START Data to use

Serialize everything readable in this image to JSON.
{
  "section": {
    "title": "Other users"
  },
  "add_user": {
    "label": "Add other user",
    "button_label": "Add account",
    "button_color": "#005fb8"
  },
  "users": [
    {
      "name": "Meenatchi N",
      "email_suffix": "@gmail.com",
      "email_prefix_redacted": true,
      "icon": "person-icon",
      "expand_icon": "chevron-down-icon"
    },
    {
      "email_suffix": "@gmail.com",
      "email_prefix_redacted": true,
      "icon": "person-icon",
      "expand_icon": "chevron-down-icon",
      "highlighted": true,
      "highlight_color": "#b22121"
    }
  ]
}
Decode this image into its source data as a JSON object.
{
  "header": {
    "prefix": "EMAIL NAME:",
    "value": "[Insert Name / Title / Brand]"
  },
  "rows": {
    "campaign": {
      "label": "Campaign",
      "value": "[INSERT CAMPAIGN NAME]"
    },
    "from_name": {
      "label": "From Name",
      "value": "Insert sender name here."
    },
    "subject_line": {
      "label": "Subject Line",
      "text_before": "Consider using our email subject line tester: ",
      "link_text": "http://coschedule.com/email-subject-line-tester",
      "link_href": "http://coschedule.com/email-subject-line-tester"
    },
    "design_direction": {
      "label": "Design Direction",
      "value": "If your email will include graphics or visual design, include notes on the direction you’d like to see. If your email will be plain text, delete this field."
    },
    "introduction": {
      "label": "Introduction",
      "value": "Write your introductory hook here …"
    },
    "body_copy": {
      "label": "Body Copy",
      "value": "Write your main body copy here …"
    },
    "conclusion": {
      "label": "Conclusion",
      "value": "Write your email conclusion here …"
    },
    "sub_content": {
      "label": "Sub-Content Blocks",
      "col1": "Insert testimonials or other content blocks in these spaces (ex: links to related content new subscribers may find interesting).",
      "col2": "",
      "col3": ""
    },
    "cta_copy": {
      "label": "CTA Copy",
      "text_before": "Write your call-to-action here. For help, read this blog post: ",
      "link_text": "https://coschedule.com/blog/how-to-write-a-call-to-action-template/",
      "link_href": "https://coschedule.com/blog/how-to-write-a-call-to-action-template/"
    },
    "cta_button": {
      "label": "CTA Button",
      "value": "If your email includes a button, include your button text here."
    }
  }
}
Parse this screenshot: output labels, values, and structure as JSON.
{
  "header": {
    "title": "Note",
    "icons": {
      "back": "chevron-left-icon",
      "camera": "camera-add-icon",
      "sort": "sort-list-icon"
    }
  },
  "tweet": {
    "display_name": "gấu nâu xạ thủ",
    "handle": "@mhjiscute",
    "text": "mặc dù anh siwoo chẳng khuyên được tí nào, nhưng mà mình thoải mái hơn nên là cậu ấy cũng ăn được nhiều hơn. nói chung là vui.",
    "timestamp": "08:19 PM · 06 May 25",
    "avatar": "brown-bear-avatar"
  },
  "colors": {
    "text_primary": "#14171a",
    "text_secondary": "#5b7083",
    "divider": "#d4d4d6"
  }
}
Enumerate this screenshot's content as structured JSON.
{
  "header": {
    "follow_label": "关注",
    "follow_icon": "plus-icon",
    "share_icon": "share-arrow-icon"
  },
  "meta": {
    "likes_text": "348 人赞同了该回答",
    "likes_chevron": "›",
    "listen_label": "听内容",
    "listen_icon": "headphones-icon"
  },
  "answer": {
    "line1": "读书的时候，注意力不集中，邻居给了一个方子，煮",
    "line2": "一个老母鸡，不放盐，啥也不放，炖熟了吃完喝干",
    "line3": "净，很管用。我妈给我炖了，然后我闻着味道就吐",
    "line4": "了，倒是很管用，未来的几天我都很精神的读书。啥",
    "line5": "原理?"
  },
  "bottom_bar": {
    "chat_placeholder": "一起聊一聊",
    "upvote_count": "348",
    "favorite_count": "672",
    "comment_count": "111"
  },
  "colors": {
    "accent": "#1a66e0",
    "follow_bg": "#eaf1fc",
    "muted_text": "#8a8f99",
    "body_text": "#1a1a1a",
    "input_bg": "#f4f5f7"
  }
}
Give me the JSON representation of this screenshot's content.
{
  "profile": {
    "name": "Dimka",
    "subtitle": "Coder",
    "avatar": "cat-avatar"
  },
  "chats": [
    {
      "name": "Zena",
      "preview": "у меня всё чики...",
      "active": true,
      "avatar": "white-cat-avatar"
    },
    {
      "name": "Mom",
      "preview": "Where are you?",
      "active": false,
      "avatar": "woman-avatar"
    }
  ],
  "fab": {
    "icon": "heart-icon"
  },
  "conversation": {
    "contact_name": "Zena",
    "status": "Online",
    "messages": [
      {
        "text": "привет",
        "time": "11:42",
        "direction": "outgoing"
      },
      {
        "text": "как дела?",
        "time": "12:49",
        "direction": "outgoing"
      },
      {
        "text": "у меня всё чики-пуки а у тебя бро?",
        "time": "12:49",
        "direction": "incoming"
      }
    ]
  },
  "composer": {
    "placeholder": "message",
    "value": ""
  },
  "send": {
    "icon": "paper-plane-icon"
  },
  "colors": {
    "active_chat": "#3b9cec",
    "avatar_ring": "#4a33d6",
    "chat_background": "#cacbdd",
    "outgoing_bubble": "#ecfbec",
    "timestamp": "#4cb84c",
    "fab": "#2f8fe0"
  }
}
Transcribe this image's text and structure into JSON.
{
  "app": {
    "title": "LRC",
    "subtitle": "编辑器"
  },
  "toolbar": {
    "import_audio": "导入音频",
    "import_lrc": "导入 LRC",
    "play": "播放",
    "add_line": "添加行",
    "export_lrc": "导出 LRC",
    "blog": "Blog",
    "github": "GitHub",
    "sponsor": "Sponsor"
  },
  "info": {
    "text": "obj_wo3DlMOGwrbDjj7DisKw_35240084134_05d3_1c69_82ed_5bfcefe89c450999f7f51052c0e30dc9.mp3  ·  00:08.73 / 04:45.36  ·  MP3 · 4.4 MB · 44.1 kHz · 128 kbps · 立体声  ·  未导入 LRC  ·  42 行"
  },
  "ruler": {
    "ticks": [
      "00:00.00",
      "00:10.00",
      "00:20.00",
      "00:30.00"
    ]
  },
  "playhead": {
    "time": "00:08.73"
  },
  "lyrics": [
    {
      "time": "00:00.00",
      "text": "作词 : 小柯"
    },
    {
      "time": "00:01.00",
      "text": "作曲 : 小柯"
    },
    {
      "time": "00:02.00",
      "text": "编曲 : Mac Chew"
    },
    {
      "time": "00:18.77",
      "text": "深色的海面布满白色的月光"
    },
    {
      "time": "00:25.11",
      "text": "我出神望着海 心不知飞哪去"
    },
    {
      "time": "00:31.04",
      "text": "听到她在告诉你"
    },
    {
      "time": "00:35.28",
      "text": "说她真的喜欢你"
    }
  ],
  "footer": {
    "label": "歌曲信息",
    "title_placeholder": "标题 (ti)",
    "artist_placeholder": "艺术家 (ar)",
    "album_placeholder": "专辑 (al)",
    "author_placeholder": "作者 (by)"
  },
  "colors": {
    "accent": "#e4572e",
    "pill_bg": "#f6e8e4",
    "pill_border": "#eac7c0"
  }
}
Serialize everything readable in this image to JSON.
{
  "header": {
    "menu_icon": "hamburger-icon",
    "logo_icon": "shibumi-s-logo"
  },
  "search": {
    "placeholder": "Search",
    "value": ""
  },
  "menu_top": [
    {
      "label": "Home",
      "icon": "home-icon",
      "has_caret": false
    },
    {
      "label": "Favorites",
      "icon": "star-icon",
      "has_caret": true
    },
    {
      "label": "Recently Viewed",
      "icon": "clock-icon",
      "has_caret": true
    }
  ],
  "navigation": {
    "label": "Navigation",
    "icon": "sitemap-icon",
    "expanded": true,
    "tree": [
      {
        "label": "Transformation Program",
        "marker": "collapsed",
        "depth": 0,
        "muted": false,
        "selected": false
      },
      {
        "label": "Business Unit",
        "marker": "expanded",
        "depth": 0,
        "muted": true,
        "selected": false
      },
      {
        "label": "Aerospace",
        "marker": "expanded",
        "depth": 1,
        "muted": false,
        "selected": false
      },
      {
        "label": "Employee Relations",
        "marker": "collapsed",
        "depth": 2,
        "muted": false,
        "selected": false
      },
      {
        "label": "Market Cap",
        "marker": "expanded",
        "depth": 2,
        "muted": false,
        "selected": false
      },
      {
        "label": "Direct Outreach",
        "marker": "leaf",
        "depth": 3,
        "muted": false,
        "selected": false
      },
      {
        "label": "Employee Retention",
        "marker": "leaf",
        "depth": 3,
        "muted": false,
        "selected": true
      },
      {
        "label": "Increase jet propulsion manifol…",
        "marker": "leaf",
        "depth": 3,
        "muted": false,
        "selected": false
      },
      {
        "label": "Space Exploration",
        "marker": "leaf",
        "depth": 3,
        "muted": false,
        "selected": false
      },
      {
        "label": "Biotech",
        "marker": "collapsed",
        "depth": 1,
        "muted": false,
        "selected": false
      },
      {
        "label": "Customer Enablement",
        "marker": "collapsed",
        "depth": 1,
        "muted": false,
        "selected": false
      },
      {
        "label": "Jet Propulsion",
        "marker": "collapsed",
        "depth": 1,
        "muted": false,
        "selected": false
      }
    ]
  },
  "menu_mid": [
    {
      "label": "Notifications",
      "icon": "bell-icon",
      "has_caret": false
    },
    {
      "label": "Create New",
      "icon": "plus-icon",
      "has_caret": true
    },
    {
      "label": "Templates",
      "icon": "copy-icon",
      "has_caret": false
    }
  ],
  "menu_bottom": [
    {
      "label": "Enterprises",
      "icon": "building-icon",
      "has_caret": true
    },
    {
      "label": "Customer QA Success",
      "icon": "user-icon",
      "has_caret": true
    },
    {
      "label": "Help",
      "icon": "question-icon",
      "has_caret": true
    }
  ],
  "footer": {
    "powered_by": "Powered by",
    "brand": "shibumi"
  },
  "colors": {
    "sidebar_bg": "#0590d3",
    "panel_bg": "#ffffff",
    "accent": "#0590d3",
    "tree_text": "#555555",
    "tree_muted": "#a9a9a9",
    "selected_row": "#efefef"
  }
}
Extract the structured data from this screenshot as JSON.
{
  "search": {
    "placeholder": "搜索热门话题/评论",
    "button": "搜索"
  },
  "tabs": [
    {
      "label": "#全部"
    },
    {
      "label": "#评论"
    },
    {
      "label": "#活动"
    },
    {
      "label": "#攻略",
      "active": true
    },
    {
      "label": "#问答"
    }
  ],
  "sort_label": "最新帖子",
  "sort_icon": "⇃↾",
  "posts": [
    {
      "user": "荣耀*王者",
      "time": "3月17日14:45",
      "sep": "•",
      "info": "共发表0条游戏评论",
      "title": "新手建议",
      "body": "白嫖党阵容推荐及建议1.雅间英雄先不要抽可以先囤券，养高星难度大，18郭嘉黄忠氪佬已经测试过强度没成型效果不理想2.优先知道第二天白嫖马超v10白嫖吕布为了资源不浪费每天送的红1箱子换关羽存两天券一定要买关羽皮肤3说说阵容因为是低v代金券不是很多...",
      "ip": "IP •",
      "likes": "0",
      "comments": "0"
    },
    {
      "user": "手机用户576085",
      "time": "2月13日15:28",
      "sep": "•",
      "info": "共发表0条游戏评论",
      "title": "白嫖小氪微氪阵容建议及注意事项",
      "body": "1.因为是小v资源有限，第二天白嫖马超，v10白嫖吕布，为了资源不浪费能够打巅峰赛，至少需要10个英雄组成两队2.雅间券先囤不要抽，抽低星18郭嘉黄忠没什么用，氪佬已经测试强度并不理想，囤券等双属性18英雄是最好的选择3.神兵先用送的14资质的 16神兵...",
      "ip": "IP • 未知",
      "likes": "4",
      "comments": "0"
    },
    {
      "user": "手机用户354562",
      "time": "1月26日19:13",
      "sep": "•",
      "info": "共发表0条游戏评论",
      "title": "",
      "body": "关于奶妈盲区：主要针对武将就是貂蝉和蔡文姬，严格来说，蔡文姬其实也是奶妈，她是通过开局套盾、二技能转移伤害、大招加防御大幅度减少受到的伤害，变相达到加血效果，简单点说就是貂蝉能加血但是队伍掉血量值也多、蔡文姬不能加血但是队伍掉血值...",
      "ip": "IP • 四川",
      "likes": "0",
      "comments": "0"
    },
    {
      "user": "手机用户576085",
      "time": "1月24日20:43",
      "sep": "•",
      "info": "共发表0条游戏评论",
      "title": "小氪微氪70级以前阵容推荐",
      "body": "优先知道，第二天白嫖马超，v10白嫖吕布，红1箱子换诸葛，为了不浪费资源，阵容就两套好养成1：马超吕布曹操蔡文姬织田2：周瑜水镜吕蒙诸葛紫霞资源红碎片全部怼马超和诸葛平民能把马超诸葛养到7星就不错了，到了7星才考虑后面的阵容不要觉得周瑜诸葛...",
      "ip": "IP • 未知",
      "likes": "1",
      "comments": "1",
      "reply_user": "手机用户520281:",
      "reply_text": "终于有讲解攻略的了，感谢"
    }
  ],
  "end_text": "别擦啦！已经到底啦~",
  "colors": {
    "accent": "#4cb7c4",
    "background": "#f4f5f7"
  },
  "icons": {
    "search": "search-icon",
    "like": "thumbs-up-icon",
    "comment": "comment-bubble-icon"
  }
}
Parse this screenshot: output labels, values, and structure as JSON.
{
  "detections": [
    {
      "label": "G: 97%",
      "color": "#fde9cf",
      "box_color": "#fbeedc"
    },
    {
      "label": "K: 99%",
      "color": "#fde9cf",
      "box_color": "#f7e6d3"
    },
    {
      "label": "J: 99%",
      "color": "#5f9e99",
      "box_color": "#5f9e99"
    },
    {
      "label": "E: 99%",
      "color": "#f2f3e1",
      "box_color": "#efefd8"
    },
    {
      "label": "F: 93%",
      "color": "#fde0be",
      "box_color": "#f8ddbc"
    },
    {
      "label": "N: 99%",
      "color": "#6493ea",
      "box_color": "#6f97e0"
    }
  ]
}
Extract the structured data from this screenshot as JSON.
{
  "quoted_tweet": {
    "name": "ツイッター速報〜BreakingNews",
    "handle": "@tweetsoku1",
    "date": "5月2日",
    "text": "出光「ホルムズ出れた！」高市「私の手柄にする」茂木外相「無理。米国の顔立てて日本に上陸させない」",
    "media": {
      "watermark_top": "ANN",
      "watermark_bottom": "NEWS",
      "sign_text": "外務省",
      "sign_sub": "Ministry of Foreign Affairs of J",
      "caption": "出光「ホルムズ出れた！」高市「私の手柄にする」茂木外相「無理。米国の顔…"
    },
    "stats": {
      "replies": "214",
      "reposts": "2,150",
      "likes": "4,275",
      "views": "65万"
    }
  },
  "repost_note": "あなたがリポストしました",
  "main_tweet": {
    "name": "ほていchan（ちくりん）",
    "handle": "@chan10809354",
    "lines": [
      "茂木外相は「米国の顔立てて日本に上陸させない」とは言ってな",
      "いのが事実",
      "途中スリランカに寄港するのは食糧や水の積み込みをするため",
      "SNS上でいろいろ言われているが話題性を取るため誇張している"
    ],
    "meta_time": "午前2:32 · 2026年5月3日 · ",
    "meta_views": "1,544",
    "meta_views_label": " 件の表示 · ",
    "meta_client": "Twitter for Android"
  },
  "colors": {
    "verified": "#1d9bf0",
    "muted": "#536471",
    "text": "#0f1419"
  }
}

END Data to use

▶ [What needs to be done]:
Identify each line containing the string "call" and copy it out.

▶ [Answer to the task]:
      "text_before": "Write your call-to-action here. For help, read this blog post: ",
      "link_text": "https://coschedule.com/blog/how-to-write-a-call-to-action-template/",
      "link_href": "https://coschedule.com/blog/how-to-write-a-call-to-action-template/"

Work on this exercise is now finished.